- REQUIREMENT -
Return the material below in full and exactly.

- AVAILABLE RECORDS -
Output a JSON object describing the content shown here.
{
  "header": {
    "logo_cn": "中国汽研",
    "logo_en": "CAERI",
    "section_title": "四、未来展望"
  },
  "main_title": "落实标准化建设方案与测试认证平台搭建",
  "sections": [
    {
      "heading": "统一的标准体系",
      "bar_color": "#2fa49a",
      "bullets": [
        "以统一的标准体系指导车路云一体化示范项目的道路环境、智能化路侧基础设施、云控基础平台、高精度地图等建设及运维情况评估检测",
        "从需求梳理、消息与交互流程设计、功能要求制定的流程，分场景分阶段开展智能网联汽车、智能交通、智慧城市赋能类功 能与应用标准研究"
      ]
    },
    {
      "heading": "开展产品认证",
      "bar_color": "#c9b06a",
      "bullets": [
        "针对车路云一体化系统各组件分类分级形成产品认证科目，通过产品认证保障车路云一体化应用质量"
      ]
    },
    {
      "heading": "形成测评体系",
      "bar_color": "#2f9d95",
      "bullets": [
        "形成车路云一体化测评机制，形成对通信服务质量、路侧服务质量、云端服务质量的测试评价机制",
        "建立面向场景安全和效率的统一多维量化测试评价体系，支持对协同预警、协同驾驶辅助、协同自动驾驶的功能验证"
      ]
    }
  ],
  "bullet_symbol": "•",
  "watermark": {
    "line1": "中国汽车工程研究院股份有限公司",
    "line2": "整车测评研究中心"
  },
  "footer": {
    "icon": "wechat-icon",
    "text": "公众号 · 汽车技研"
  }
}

- EXPECTED OUTPUT -
Output a JSON object describing the content shown here.
{
  "header": {
    "logo_cn": "中国汽研",
    "logo_en": "CAERI",
    "section_title": "四、未来展望"
  },
  "main_title": "落实标准化建设方案与测试认证平台搭建",
  "sections": [
    {
      "heading": "统一的标准体系",
      "bar_color": "#2fa49a",
      "bullets": [
        "以统一的标准体系指导车路云一体化示范项目的道路环境、智能化路侧基础设施、云控基础平台、高精度地图等建设及运维情况评估检测",
        "从需求梳理、消息与交互流程设计、功能要求制定的流程，分场景分阶段开展智能网联汽车、智能交通、智慧城市赋能类功 能与应用标准研究"
      ]
    },
    {
      "heading": "开展产品认证",
      "bar_color": "#c9b06a",
      "bullets": [
        "针对车路云一体化系统各组件分类分级形成产品认证科目，通过产品认证保障车路云一体化应用质量"
      ]
    },
    {
      "heading": "形成测评体系",
      "bar_color": "#2f9d95",
      "bullets": [
        "形成车路云一体化测评机制，形成对通信服务质量、路侧服务质量、云端服务质量的测试评价机制",
        "建立面向场景安全和效率的统一多维量化测试评价体系，支持对协同预警、协同驾驶辅助、协同自动驾驶的功能验证"
      ]
    }
  ],
  "bullet_symbol": "•",
  "watermark": {
    "line1": "中国汽车工程研究院股份有限公司",
    "line2": "整车测评研究中心"
  },
  "footer": {
    "icon": "wechat-icon",
    "text": "公众号 · 汽车技研"
  }
}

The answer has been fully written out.